Directions for this task ::
Exactly repeat the material, dropping only the pictures.

======== Entries provided ========

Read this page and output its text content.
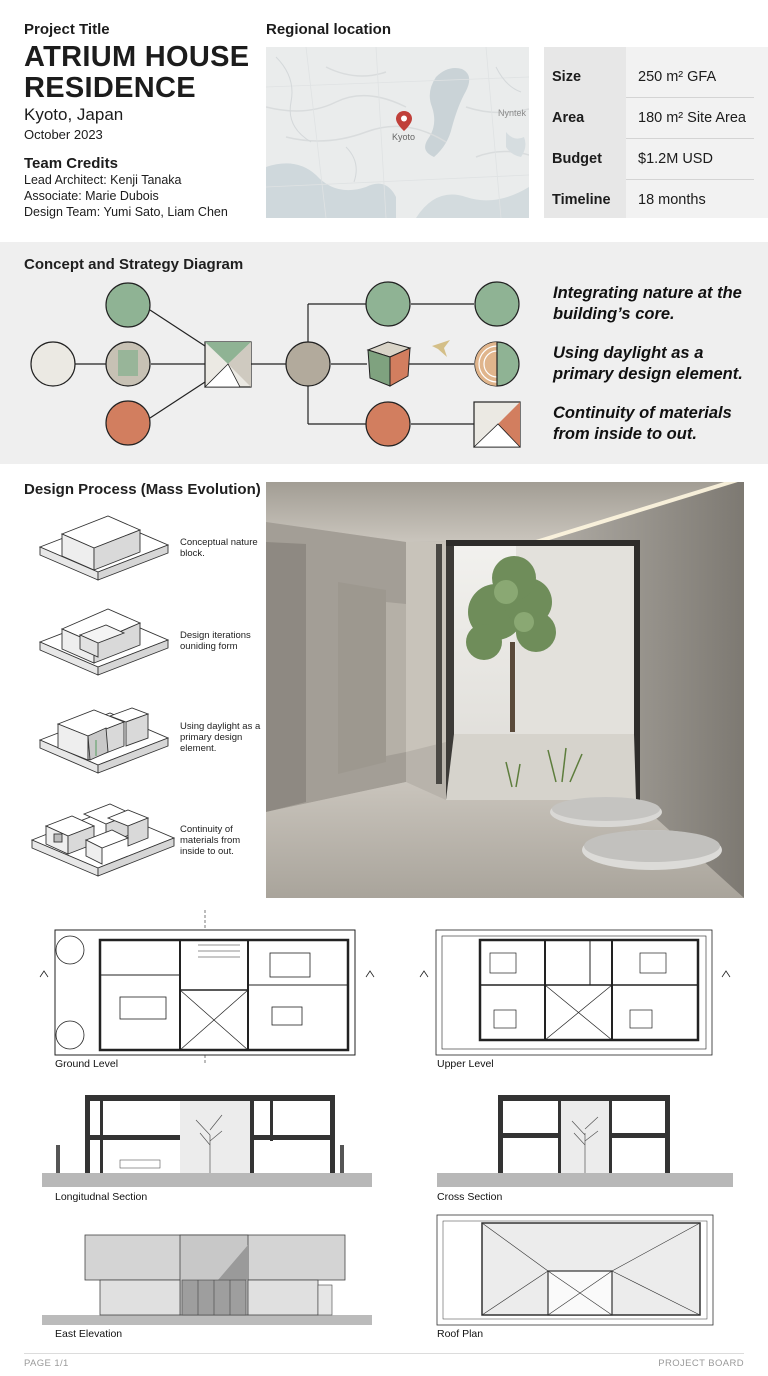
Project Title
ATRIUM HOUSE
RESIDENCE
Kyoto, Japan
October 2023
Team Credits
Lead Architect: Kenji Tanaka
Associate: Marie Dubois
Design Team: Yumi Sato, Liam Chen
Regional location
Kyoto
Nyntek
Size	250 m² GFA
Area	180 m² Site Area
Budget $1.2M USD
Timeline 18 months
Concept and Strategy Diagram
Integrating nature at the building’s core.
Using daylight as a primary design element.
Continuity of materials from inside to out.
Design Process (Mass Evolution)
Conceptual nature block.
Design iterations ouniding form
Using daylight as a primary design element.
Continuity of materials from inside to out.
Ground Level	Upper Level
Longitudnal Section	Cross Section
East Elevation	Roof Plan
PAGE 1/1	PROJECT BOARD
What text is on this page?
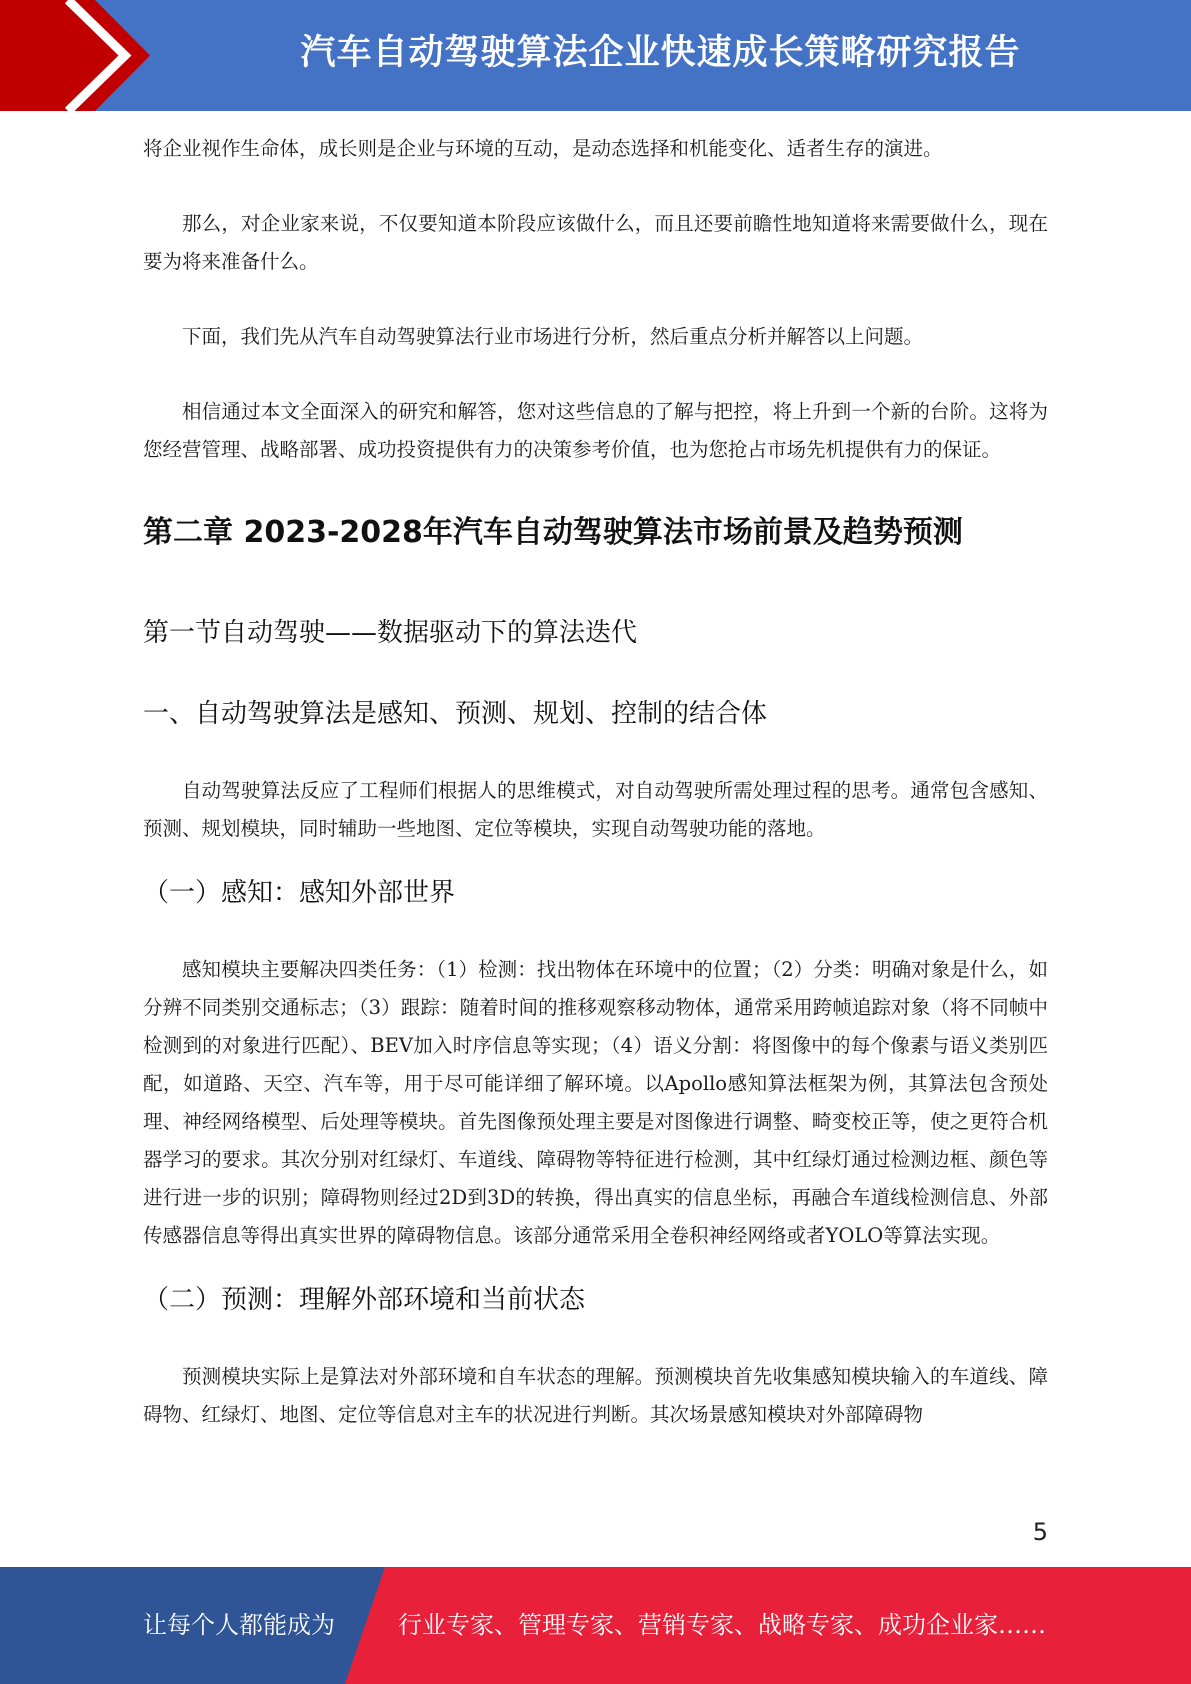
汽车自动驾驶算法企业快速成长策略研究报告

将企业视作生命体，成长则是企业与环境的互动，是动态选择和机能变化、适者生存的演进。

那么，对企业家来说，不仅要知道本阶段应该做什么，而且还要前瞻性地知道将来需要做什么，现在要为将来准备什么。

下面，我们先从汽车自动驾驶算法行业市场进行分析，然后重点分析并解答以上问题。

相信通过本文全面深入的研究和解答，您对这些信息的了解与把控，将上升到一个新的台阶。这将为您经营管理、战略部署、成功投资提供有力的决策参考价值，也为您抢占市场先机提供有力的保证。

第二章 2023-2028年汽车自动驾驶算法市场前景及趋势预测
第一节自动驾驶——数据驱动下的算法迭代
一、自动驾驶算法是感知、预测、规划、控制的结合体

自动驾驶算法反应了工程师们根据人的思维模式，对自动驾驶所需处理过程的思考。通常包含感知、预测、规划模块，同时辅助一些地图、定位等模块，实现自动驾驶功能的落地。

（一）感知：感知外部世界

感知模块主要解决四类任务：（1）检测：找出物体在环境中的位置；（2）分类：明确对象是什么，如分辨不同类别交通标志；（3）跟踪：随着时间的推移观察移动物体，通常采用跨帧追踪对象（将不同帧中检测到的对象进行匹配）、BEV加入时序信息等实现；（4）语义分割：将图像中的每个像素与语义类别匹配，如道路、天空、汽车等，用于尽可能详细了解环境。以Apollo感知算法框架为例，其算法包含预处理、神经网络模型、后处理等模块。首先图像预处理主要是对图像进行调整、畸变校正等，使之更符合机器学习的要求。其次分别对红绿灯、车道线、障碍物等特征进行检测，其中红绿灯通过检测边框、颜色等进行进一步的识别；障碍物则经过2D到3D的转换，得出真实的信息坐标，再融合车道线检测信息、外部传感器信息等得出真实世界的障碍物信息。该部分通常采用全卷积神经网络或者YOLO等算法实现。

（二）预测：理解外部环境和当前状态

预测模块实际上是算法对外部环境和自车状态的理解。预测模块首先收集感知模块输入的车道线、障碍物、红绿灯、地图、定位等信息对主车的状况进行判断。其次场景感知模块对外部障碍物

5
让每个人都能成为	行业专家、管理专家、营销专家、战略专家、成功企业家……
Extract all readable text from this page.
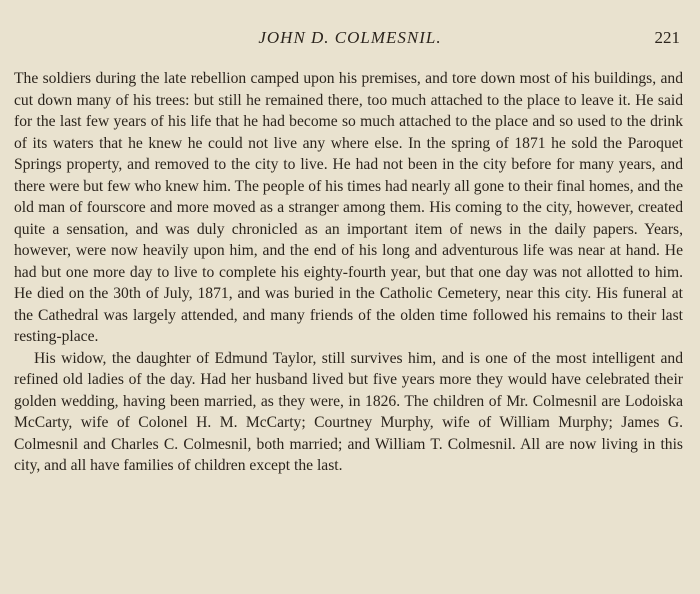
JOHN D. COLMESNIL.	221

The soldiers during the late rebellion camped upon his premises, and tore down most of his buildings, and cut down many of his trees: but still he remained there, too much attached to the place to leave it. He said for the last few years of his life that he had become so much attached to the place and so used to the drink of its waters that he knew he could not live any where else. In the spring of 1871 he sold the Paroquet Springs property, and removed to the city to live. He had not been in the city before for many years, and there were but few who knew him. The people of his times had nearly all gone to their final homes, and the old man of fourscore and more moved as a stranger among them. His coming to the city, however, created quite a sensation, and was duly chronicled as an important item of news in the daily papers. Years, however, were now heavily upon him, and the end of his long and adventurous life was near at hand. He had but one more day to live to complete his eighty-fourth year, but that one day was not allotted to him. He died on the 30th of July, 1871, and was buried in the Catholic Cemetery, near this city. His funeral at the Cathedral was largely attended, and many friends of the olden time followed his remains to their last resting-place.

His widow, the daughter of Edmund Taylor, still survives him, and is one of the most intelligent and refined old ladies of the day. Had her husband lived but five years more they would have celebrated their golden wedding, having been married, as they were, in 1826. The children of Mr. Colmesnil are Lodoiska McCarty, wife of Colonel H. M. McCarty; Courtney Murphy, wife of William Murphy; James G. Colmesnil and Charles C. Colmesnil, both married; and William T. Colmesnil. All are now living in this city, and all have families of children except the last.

========

Solution to the problem ::
Read this page and output its text content.
Project Title
ATRIUM HOUSE
RESIDENCE
Kyoto, Japan
October 2023
Team Credits
Lead Architect: Kenji Tanaka
Associate: Marie Dubois
Design Team: Yumi Sato, Liam Chen
Regional location
Kyoto
Nyntek
Size	250 m² GFA
Area	180 m² Site Area
Budget $1.2M USD
Timeline 18 months
Concept and Strategy Diagram
Integrating nature at the building’s core.
Using daylight as a primary design element.
Continuity of materials from inside to out.
Design Process (Mass Evolution)
Conceptual nature block.
Design iterations ouniding form
Using daylight as a primary design element.
Continuity of materials from inside to out.
Ground Level	Upper Level
Longitudnal Section	Cross Section
East Elevation	Roof Plan
PAGE 1/1	PROJECT BOARD
What text is on this page?
汽车自动驾驶算法企业快速成长策略研究报告

将企业视作生命体，成长则是企业与环境的互动，是动态选择和机能变化、适者生存的演进。

那么，对企业家来说，不仅要知道本阶段应该做什么，而且还要前瞻性地知道将来需要做什么，现在要为将来准备什么。

下面，我们先从汽车自动驾驶算法行业市场进行分析，然后重点分析并解答以上问题。

相信通过本文全面深入的研究和解答，您对这些信息的了解与把控，将上升到一个新的台阶。这将为您经营管理、战略部署、成功投资提供有力的决策参考价值，也为您抢占市场先机提供有力的保证。

第二章 2023-2028年汽车自动驾驶算法市场前景及趋势预测
第一节自动驾驶——数据驱动下的算法迭代
一、自动驾驶算法是感知、预测、规划、控制的结合体

自动驾驶算法反应了工程师们根据人的思维模式，对自动驾驶所需处理过程的思考。通常包含感知、预测、规划模块，同时辅助一些地图、定位等模块，实现自动驾驶功能的落地。

（一）感知：感知外部世界

感知模块主要解决四类任务：（1）检测：找出物体在环境中的位置；（2）分类：明确对象是什么，如分辨不同类别交通标志；（3）跟踪：随着时间的推移观察移动物体，通常采用跨帧追踪对象（将不同帧中检测到的对象进行匹配）、BEV加入时序信息等实现；（4）语义分割：将图像中的每个像素与语义类别匹配，如道路、天空、汽车等，用于尽可能详细了解环境。以Apollo感知算法框架为例，其算法包含预处理、神经网络模型、后处理等模块。首先图像预处理主要是对图像进行调整、畸变校正等，使之更符合机器学习的要求。其次分别对红绿灯、车道线、障碍物等特征进行检测，其中红绿灯通过检测边框、颜色等进行进一步的识别；障碍物则经过2D到3D的转换，得出真实的信息坐标，再融合车道线检测信息、外部传感器信息等得出真实世界的障碍物信息。该部分通常采用全卷积神经网络或者YOLO等算法实现。

（二）预测：理解外部环境和当前状态

预测模块实际上是算法对外部环境和自车状态的理解。预测模块首先收集感知模块输入的车道线、障碍物、红绿灯、地图、定位等信息对主车的状况进行判断。其次场景感知模块对外部障碍物

5
让每个人都能成为	行业专家、管理专家、营销专家、战略专家、成功企业家……
Extract all readable text from this page.
JOHN D. COLMESNIL.	221

The soldiers during the late rebellion camped upon his premises, and tore down most of his buildings, and cut down many of his trees: but still he remained there, too much attached to the place to leave it. He said for the last few years of his life that he had become so much attached to the place and so used to the drink of its waters that he knew he could not live any where else. In the spring of 1871 he sold the Paroquet Springs property, and removed to the city to live. He had not been in the city before for many years, and there were but few who knew him. The people of his times had nearly all gone to their final homes, and the old man of fourscore and more moved as a stranger among them. His coming to the city, however, created quite a sensation, and was duly chronicled as an important item of news in the daily papers. Years, however, were now heavily upon him, and the end of his long and adventurous life was near at hand. He had but one more day to live to complete his eighty-fourth year, but that one day was not allotted to him. He died on the 30th of July, 1871, and was buried in the Catholic Cemetery, near this city. His funeral at the Cathedral was largely attended, and many friends of the olden time followed his remains to their last resting-place.

His widow, the daughter of Edmund Taylor, still survives him, and is one of the most intelligent and refined old ladies of the day. Had her husband lived but five years more they would have celebrated their golden wedding, having been married, as they were, in 1826. The children of Mr. Colmesnil are Lodoiska McCarty, wife of Colonel H. M. McCarty; Courtney Murphy, wife of William Murphy; James G. Colmesnil and Charles C. Colmesnil, both married; and William T. Colmesnil. All are now living in this city, and all have families of children except the last.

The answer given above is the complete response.